### [SET PROBLEM]
From the thread on building dmd with the Microsoft compiler, list every build time that the opening message gives.

### [GIVEN TEXT]
Thread overview
[dmd-internals] building dmd with the microsoft compiler
Nov 13, 2011
Rainer Schuetze
Nov 13, 2011
Rainer Schuetze
Nov 13, 2011
Walter Bright
Nov 14, 2011
Rainer Schuetze
Nov 13, 2011
Walter Bright
Nov 13, 2011
Rainer Schuetze
Nov 13, 2011
Walter Bright
Nov 14, 2011
Rainer Schuetze
Nov 19, 2011
Rainer Schuetze
November 13, 2011
Hi,

a few days ago, I was trying to figure out why dmd takes so long compiling my projects. (The usual development build time for VisualD+parser is about 40 seconds which starts to get annoying. With enabled GC it was more than a minute. Comparing this with the C++ project at work which is about 50 times larger, but only takes about 10 seconds to (incrementally) build with changes to a few files, I think there is something wrong with the D compilation model. But this is a different topic.)

[Boxed element entries]
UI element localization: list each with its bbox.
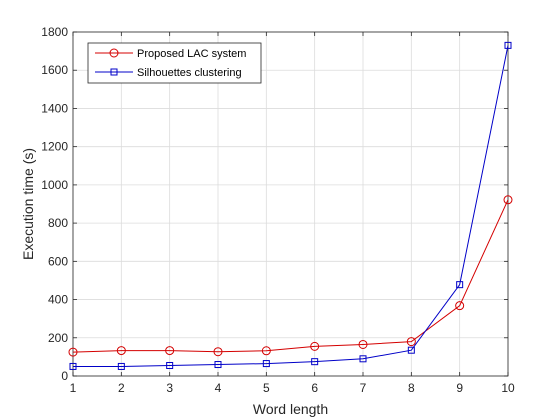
legend-marker-silhouettes: [110, 68, 118, 76]
data-point-silhouettes: [311, 358, 319, 366]
tick-labels: 1 2 3 4 5 6 7 8 9 10 0 200 400 600 800 1000 1200 1400 1600…: [41, 25, 515, 395]
data-point-lac: [165, 346, 175, 356]
data-point-lac: [68, 347, 78, 357]
x-tick-label: 5: [263, 381, 270, 395]
y-tick-label: 0: [61, 369, 68, 383]
data-point-silhouettes: [69, 362, 77, 370]
legend-marker-lac: [109, 48, 119, 58]
y-tick-label: 800: [48, 216, 68, 230]
x-tick-label: 10: [501, 381, 515, 395]
y-tick-label: 400: [48, 293, 68, 307]
x-tick-label: 8: [408, 381, 415, 395]
legend-entry-silhouettes: Silhouettes clustering: [95, 67, 242, 79]
data-point-lac: [116, 346, 126, 356]
y-tick-label: 1200: [41, 140, 68, 154]
legend: Proposed LAC system Silhouettes clusteri…: [87, 42, 262, 84]
series-line-lac: [72, 199, 509, 353]
data-point-silhouettes: [504, 41, 512, 49]
data-point-silhouettes: [117, 362, 125, 370]
data-point-lac: [455, 301, 465, 311]
data-point-lac: [310, 341, 320, 351]
data-point-silhouettes: [214, 361, 222, 369]
data-point-silhouettes: [262, 360, 270, 368]
data-point-lac: [406, 337, 416, 347]
x-tick-label: 9: [456, 381, 463, 395]
data-point-silhouettes: [359, 355, 367, 363]
plot-area: [73, 32, 508, 376]
x-axis-label: Word length: [253, 401, 328, 417]
data-point-silhouettes: [456, 281, 464, 289]
legend-label-silhouettes: Silhouettes clustering: [137, 67, 242, 79]
y-tick-label: 1400: [41, 101, 68, 115]
x-tick-label: 7: [360, 381, 367, 395]
legend-entry-lac: Proposed LAC system: [95, 48, 246, 60]
x-tick-label: 6: [311, 381, 318, 395]
data-point-lac: [503, 195, 513, 205]
y-tick-label: 600: [48, 254, 68, 268]
series-layer: [68, 41, 513, 370]
legend-label-lac: Proposed LAC system: [137, 48, 246, 60]
series-line-silhouettes: [73, 45, 509, 367]
data-point-lac: [213, 347, 223, 357]
x-tick-label: 1: [70, 381, 77, 395]
x-tick-label: 2: [118, 381, 125, 395]
y-tick-label: 1000: [41, 178, 68, 192]
data-point-lac: [358, 339, 368, 349]
data-point-silhouettes: [166, 361, 174, 369]
y-axis-label: Execution time (s): [20, 148, 36, 260]
data-point-silhouettes: [407, 346, 415, 354]
y-tick-label: 200: [48, 331, 68, 345]
x-tick-label: 3: [166, 381, 173, 395]
y-tick-label: 1800: [41, 25, 68, 39]
data-point-lac: [261, 346, 271, 356]
x-tick-label: 4: [215, 381, 222, 395]
y-tick-label: 1600: [41, 63, 68, 77]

### [FINAL ANSWER]
- about 40 seconds
- more than a minute
- about 10 seconds